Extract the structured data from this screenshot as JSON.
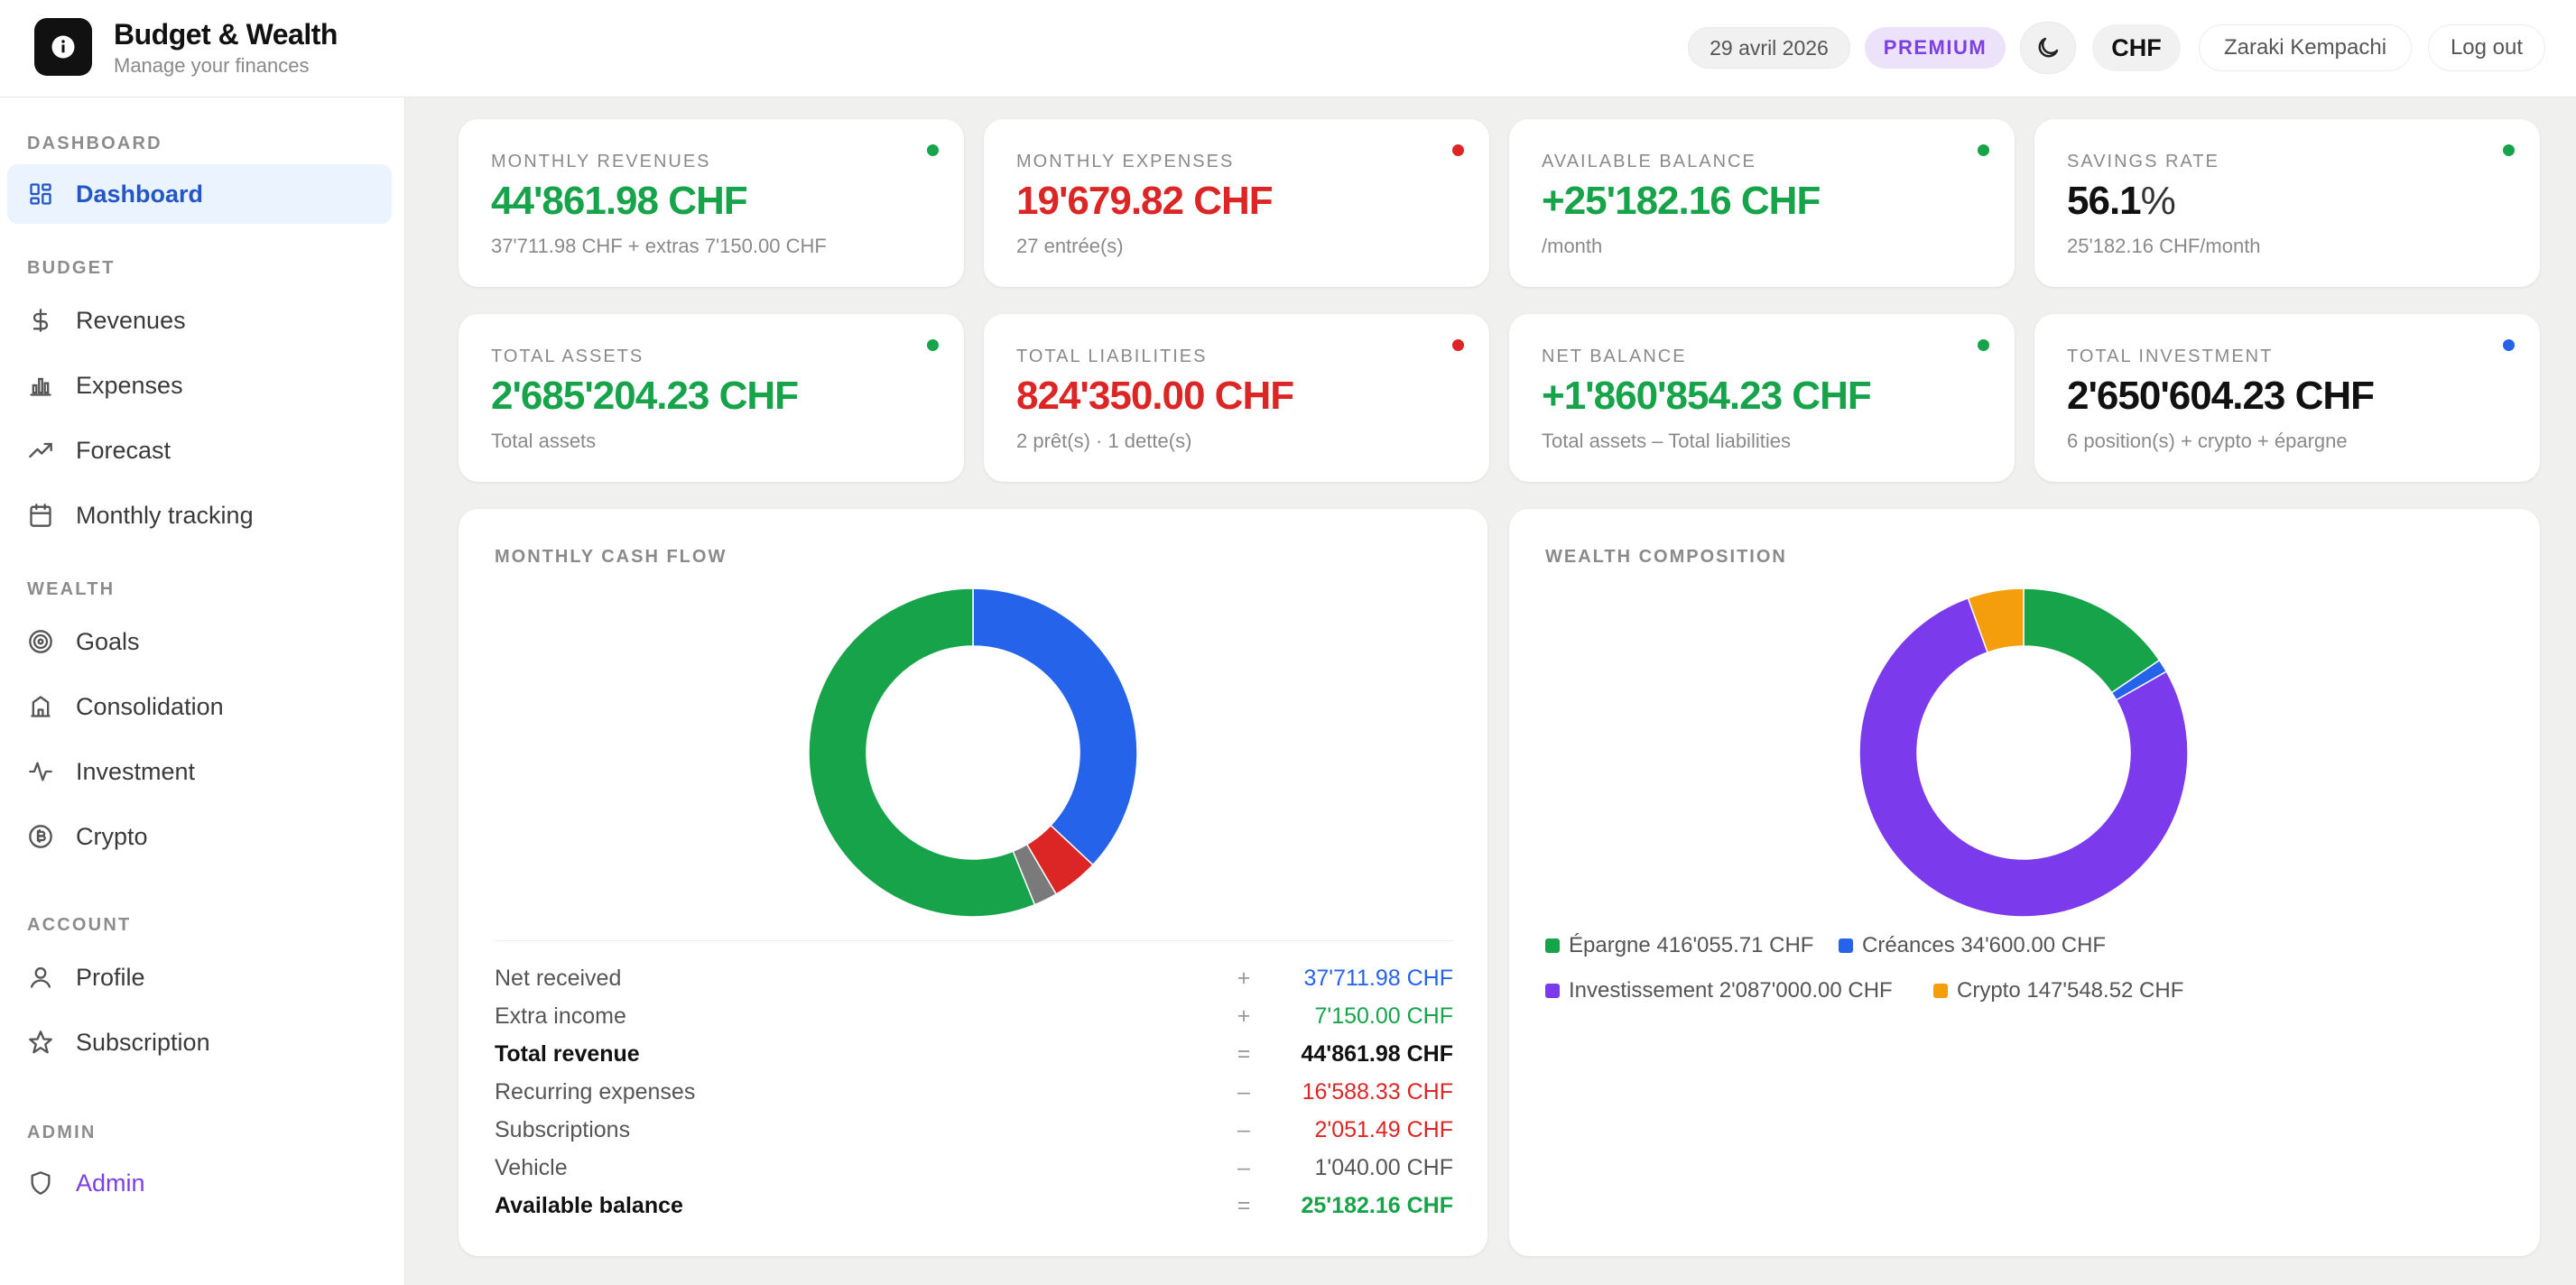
{
  "app": {
    "title": "Budget & Wealth",
    "subtitle": "Manage your finances",
    "logo_icon": "info-icon"
  },
  "header": {
    "date": "29 avril 2026",
    "plan": "PREMIUM",
    "theme_icon": "moon-icon",
    "currency": "CHF",
    "user": "Zaraki Kempachi",
    "logout": "Log out"
  },
  "sidebar": {
    "sections": [
      {
        "label": "DASHBOARD",
        "items": [
          {
            "label": "Dashboard",
            "icon": "dashboard-grid-icon",
            "active": true
          }
        ]
      },
      {
        "label": "BUDGET",
        "items": [
          {
            "label": "Revenues",
            "icon": "dollar-icon"
          },
          {
            "label": "Expenses",
            "icon": "bar-chart-icon"
          },
          {
            "label": "Forecast",
            "icon": "trending-up-icon"
          },
          {
            "label": "Monthly tracking",
            "icon": "calendar-icon"
          }
        ]
      },
      {
        "label": "WEALTH",
        "items": [
          {
            "label": "Goals",
            "icon": "target-icon"
          },
          {
            "label": "Consolidation",
            "icon": "bank-icon"
          },
          {
            "label": "Investment",
            "icon": "activity-icon"
          },
          {
            "label": "Crypto",
            "icon": "bitcoin-icon"
          }
        ]
      },
      {
        "label": "ACCOUNT",
        "items": [
          {
            "label": "Profile",
            "icon": "user-icon"
          },
          {
            "label": "Subscription",
            "icon": "star-icon"
          }
        ]
      },
      {
        "label": "ADMIN",
        "items": [
          {
            "label": "Admin",
            "icon": "shield-icon"
          }
        ]
      }
    ]
  },
  "stats": [
    {
      "label": "MONTHLY REVENUES",
      "value": "44'861.98 CHF",
      "sub": "37'711.98 CHF + extras 7'150.00 CHF",
      "tone": "green",
      "dot": "#16a34a"
    },
    {
      "label": "MONTHLY EXPENSES",
      "value": "19'679.82 CHF",
      "sub": "27 entrée(s)",
      "tone": "red",
      "dot": "#dc2626"
    },
    {
      "label": "AVAILABLE BALANCE",
      "value": "+25'182.16 CHF",
      "sub": "/month",
      "tone": "green",
      "dot": "#16a34a"
    },
    {
      "label": "SAVINGS RATE",
      "value": "56.1",
      "value_suffix": "%",
      "sub": "25'182.16 CHF/month",
      "tone": "dark",
      "dot": "#16a34a"
    },
    {
      "label": "TOTAL ASSETS",
      "value": "2'685'204.23 CHF",
      "sub": "Total assets",
      "tone": "green",
      "dot": "#16a34a"
    },
    {
      "label": "TOTAL LIABILITIES",
      "value": "824'350.00 CHF",
      "sub": "2 prêt(s) · 1 dette(s)",
      "tone": "red",
      "dot": "#dc2626"
    },
    {
      "label": "NET BALANCE",
      "value": "+1'860'854.23 CHF",
      "sub": "Total assets – Total liabilities",
      "tone": "green",
      "dot": "#16a34a"
    },
    {
      "label": "TOTAL INVESTMENT",
      "value": "2'650'604.23 CHF",
      "sub": "6 position(s) + crypto + épargne",
      "tone": "dark",
      "dot": "#2563eb"
    }
  ],
  "cashflow": {
    "title": "MONTHLY CASH FLOW",
    "rows": [
      {
        "label": "Net received",
        "op": "+",
        "value": "37'711.98 CHF",
        "color": "#2563eb",
        "bold": false
      },
      {
        "label": "Extra income",
        "op": "+",
        "value": "7'150.00 CHF",
        "color": "#16a34a",
        "bold": false
      },
      {
        "label": "Total revenue",
        "op": "=",
        "value": "44'861.98 CHF",
        "color": "#111111",
        "bold": true
      },
      {
        "label": "Recurring expenses",
        "op": "–",
        "value": "16'588.33 CHF",
        "color": "#dc2626",
        "bold": false
      },
      {
        "label": "Subscriptions",
        "op": "–",
        "value": "2'051.49 CHF",
        "color": "#dc2626",
        "bold": false
      },
      {
        "label": "Vehicle",
        "op": "–",
        "value": "1'040.00 CHF",
        "color": "#555555",
        "bold": false
      },
      {
        "label": "Available balance",
        "op": "=",
        "value": "25'182.16 CHF",
        "color": "#16a34a",
        "bold": true
      }
    ]
  },
  "chart_data": [
    {
      "type": "pie",
      "categories": [
        "Recurring expenses",
        "Subscriptions",
        "Vehicle",
        "Available balance"
      ],
      "values": [
        16588.33,
        2051.49,
        1040.0,
        25182.16
      ],
      "colors": [
        "#2563eb",
        "#dc2626",
        "#7a7a7a",
        "#16a34a"
      ],
      "donut": true
    },
    {
      "type": "pie",
      "title": "WEALTH COMPOSITION",
      "categories": [
        "Épargne",
        "Créances",
        "Investissement",
        "Crypto"
      ],
      "values": [
        416055.71,
        34600.0,
        2087000.0,
        147548.52
      ],
      "colors": [
        "#16a34a",
        "#2563eb",
        "#7c3aed",
        "#f59e0b"
      ],
      "legend_labels": [
        "Épargne 416'055.71 CHF",
        "Créances 34'600.00 CHF",
        "Investissement 2'087'000.00 CHF",
        "Crypto 147'548.52 CHF"
      ],
      "donut": true
    }
  ]
}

★ ★ ★ ★ ★ ★ ★

Task directions: Without the pictures, write out all of the material exactly.

Answer to the problem:
Extract the structured data from this screenshot as JSON.
{
  "app": {
    "title": "Budget & Wealth",
    "subtitle": "Manage your finances",
    "logo_icon": "info-icon"
  },
  "header": {
    "date": "29 avril 2026",
    "plan": "PREMIUM",
    "theme_icon": "moon-icon",
    "currency": "CHF",
    "user": "Zaraki Kempachi",
    "logout": "Log out"
  },
  "sidebar": {
    "sections": [
      {
        "label": "DASHBOARD",
        "items": [
          {
            "label": "Dashboard",
            "icon": "dashboard-grid-icon",
            "active": true
          }
        ]
      },
      {
        "label": "BUDGET",
        "items": [
          {
            "label": "Revenues",
            "icon": "dollar-icon"
          },
          {
            "label": "Expenses",
            "icon": "bar-chart-icon"
          },
          {
            "label": "Forecast",
            "icon": "trending-up-icon"
          },
          {
            "label": "Monthly tracking",
            "icon": "calendar-icon"
          }
        ]
      },
      {
        "label": "WEALTH",
        "items": [
          {
            "label": "Goals",
            "icon": "target-icon"
          },
          {
            "label": "Consolidation",
            "icon": "bank-icon"
          },
          {
            "label": "Investment",
            "icon": "activity-icon"
          },
          {
            "label": "Crypto",
            "icon": "bitcoin-icon"
          }
        ]
      },
      {
        "label": "ACCOUNT",
        "items": [
          {
            "label": "Profile",
            "icon": "user-icon"
          },
          {
            "label": "Subscription",
            "icon": "star-icon"
          }
        ]
      },
      {
        "label": "ADMIN",
        "items": [
          {
            "label": "Admin",
            "icon": "shield-icon"
          }
        ]
      }
    ]
  },
  "stats": [
    {
      "label": "MONTHLY REVENUES",
      "value": "44'861.98 CHF",
      "sub": "37'711.98 CHF + extras 7'150.00 CHF",
      "tone": "green",
      "dot": "#16a34a"
    },
    {
      "label": "MONTHLY EXPENSES",
      "value": "19'679.82 CHF",
      "sub": "27 entrée(s)",
      "tone": "red",
      "dot": "#dc2626"
    },
    {
      "label": "AVAILABLE BALANCE",
      "value": "+25'182.16 CHF",
      "sub": "/month",
      "tone": "green",
      "dot": "#16a34a"
    },
    {
      "label": "SAVINGS RATE",
      "value": "56.1",
      "value_suffix": "%",
      "sub": "25'182.16 CHF/month",
      "tone": "dark",
      "dot": "#16a34a"
    },
    {
      "label": "TOTAL ASSETS",
      "value": "2'685'204.23 CHF",
      "sub": "Total assets",
      "tone": "green",
      "dot": "#16a34a"
    },
    {
      "label": "TOTAL LIABILITIES",
      "value": "824'350.00 CHF",
      "sub": "2 prêt(s) · 1 dette(s)",
      "tone": "red",
      "dot": "#dc2626"
    },
    {
      "label": "NET BALANCE",
      "value": "+1'860'854.23 CHF",
      "sub": "Total assets – Total liabilities",
      "tone": "green",
      "dot": "#16a34a"
    },
    {
      "label": "TOTAL INVESTMENT",
      "value": "2'650'604.23 CHF",
      "sub": "6 position(s) + crypto + épargne",
      "tone": "dark",
      "dot": "#2563eb"
    }
  ],
  "cashflow": {
    "title": "MONTHLY CASH FLOW",
    "rows": [
      {
        "label": "Net received",
        "op": "+",
        "value": "37'711.98 CHF",
        "color": "#2563eb",
        "bold": false
      },
      {
        "label": "Extra income",
        "op": "+",
        "value": "7'150.00 CHF",
        "color": "#16a34a",
        "bold": false
      },
      {
        "label": "Total revenue",
        "op": "=",
        "value": "44'861.98 CHF",
        "color": "#111111",
        "bold": true
      },
      {
        "label": "Recurring expenses",
        "op": "–",
        "value": "16'588.33 CHF",
        "color": "#dc2626",
        "bold": false
      },
      {
        "label": "Subscriptions",
        "op": "–",
        "value": "2'051.49 CHF",
        "color": "#dc2626",
        "bold": false
      },
      {
        "label": "Vehicle",
        "op": "–",
        "value": "1'040.00 CHF",
        "color": "#555555",
        "bold": false
      },
      {
        "label": "Available balance",
        "op": "=",
        "value": "25'182.16 CHF",
        "color": "#16a34a",
        "bold": true
      }
    ]
  },
  "chart_data": [
    {
      "type": "pie",
      "categories": [
        "Recurring expenses",
        "Subscriptions",
        "Vehicle",
        "Available balance"
      ],
      "values": [
        16588.33,
        2051.49,
        1040.0,
        25182.16
      ],
      "colors": [
        "#2563eb",
        "#dc2626",
        "#7a7a7a",
        "#16a34a"
      ],
      "donut": true
    },
    {
      "type": "pie",
      "title": "WEALTH COMPOSITION",
      "categories": [
        "Épargne",
        "Créances",
        "Investissement",
        "Crypto"
      ],
      "values": [
        416055.71,
        34600.0,
        2087000.0,
        147548.52
      ],
      "colors": [
        "#16a34a",
        "#2563eb",
        "#7c3aed",
        "#f59e0b"
      ],
      "legend_labels": [
        "Épargne 416'055.71 CHF",
        "Créances 34'600.00 CHF",
        "Investissement 2'087'000.00 CHF",
        "Crypto 147'548.52 CHF"
      ],
      "donut": true
    }
  ]
}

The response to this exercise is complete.